------ Exercise material ------
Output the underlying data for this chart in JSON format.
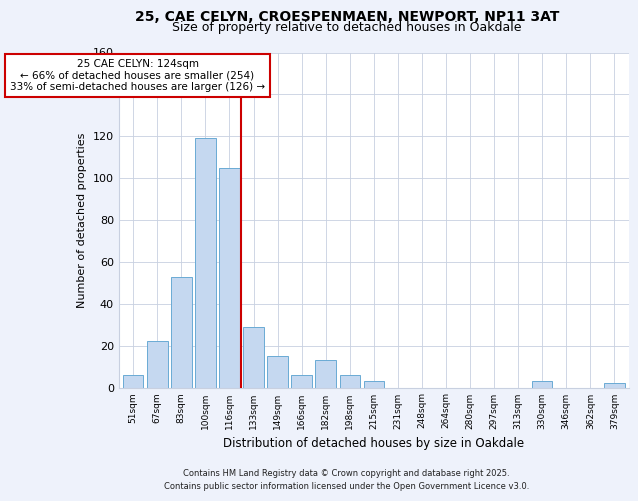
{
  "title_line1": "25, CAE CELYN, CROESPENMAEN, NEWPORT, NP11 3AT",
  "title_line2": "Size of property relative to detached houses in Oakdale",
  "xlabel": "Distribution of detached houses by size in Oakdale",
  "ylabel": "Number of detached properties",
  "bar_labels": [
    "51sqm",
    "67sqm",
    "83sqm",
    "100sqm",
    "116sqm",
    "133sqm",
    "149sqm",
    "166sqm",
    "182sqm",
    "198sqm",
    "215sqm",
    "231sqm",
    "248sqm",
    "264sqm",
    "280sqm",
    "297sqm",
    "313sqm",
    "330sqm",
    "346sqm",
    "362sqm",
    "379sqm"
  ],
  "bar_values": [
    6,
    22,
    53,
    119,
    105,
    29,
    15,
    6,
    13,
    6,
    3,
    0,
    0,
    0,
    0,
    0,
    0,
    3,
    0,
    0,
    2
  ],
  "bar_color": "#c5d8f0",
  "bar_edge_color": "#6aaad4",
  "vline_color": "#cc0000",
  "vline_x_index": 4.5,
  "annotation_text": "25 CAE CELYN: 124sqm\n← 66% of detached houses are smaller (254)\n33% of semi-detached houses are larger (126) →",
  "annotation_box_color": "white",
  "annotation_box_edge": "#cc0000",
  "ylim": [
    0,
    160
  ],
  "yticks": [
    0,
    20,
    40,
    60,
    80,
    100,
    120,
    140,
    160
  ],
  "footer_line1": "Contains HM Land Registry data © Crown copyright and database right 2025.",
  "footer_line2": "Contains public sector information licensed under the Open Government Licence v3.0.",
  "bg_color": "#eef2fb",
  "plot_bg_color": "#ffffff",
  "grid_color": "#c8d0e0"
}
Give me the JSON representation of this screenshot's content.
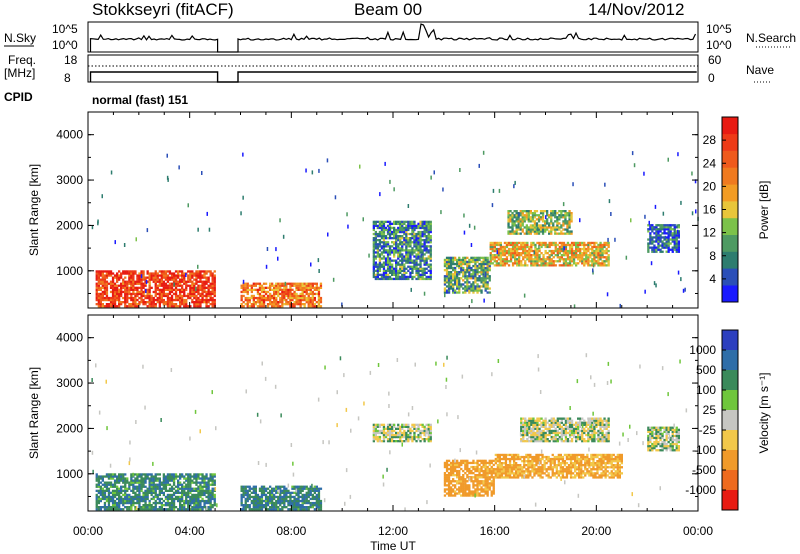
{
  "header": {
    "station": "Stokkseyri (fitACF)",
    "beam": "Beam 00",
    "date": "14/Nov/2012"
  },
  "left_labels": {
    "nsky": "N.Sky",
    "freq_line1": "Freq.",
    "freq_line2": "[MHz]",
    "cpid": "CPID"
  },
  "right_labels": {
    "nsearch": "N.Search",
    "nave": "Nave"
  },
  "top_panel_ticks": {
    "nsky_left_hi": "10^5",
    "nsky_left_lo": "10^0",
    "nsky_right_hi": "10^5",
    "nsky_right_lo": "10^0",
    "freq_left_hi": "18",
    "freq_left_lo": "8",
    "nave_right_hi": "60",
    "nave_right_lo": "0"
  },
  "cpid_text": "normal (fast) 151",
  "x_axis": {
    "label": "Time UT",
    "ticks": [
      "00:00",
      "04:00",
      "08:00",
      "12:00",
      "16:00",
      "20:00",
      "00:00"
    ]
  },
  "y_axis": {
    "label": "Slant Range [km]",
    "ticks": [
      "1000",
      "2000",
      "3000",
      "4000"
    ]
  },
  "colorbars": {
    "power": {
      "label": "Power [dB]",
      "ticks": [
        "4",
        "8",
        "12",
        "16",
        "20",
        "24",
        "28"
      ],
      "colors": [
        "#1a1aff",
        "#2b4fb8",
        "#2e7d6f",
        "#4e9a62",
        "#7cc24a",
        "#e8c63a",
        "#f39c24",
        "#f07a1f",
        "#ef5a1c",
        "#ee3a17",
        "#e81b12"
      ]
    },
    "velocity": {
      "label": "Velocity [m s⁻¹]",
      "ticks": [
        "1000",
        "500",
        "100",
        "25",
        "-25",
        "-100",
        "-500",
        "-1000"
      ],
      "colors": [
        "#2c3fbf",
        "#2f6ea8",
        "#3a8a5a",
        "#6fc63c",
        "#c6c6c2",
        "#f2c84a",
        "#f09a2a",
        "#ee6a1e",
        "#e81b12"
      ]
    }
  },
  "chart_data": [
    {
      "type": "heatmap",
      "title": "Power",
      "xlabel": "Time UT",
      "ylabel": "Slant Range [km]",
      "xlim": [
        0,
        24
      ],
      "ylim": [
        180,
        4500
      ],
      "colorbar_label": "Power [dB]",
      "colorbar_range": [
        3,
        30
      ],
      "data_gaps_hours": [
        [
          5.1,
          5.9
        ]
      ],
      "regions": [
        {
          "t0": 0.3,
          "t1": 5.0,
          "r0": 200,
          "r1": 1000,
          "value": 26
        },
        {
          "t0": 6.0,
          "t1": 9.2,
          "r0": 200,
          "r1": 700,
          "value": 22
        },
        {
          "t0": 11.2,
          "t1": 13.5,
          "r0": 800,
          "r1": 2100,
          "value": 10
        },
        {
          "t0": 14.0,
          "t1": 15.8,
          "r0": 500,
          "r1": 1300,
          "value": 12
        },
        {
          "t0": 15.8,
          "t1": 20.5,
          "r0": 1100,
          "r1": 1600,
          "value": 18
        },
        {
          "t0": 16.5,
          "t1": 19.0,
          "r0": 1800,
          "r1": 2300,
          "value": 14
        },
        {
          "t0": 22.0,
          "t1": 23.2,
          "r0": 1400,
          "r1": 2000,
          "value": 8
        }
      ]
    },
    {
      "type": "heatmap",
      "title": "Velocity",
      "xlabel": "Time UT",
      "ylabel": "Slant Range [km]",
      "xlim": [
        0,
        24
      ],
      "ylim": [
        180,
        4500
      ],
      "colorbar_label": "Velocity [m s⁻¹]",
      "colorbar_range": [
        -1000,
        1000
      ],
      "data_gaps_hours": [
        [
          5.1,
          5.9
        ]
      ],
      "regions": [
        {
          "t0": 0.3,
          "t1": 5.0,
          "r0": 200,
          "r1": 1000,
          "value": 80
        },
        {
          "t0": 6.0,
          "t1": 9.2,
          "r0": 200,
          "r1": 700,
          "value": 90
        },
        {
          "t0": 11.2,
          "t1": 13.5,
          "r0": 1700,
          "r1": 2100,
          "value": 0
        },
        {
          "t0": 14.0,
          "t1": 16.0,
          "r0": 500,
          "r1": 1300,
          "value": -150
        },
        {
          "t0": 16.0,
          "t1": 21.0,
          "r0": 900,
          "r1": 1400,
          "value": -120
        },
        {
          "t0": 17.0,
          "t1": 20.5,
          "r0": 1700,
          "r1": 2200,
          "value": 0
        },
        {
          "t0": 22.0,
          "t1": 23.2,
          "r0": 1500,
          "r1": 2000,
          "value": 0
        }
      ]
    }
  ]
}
------
------ Exercise material ------
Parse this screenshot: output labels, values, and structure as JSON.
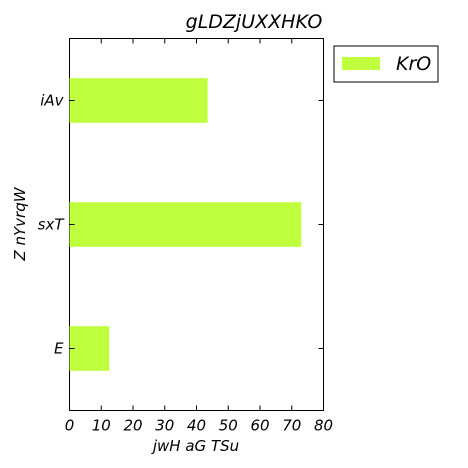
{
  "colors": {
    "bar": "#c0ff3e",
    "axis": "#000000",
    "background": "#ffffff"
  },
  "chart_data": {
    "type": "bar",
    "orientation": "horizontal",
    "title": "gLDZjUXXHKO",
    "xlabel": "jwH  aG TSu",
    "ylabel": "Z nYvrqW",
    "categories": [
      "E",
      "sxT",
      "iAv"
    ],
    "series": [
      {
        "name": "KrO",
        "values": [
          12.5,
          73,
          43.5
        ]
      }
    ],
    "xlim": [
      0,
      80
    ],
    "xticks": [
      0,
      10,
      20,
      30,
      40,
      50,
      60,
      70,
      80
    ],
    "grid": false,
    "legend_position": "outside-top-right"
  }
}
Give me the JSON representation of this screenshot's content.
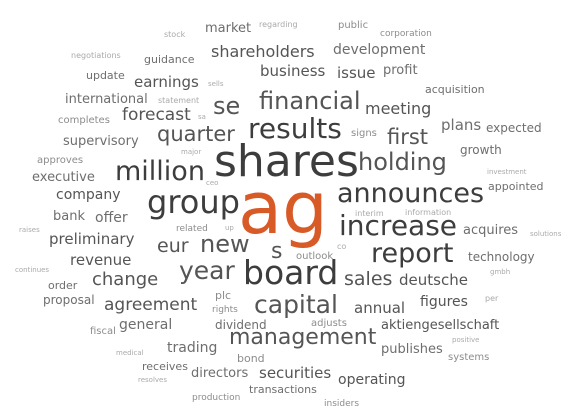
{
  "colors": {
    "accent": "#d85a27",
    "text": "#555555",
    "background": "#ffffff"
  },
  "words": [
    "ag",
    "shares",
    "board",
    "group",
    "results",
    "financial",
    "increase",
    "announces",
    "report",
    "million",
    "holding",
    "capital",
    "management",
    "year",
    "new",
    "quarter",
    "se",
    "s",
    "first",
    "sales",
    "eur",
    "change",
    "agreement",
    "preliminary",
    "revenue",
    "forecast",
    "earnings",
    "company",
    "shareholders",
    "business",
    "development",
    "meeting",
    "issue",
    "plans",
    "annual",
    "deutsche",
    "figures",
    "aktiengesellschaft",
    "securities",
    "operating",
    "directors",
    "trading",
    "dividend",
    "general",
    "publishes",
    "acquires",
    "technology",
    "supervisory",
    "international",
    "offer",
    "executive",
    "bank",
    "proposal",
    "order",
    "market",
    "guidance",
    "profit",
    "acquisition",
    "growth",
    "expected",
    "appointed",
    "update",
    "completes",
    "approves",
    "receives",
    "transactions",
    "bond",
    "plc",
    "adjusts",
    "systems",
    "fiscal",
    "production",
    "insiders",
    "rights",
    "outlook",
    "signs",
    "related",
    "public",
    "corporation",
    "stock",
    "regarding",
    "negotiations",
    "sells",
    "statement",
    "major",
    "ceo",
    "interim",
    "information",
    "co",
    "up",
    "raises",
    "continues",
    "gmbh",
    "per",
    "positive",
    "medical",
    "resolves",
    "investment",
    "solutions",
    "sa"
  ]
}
------
Pick out each line containing "Oakdale" and report it.

Solution below:
  "title_line2": "Size of property relative to detached houses in Oakdale",
  "xlabel": "Distribution of detached houses by size in Oakdale",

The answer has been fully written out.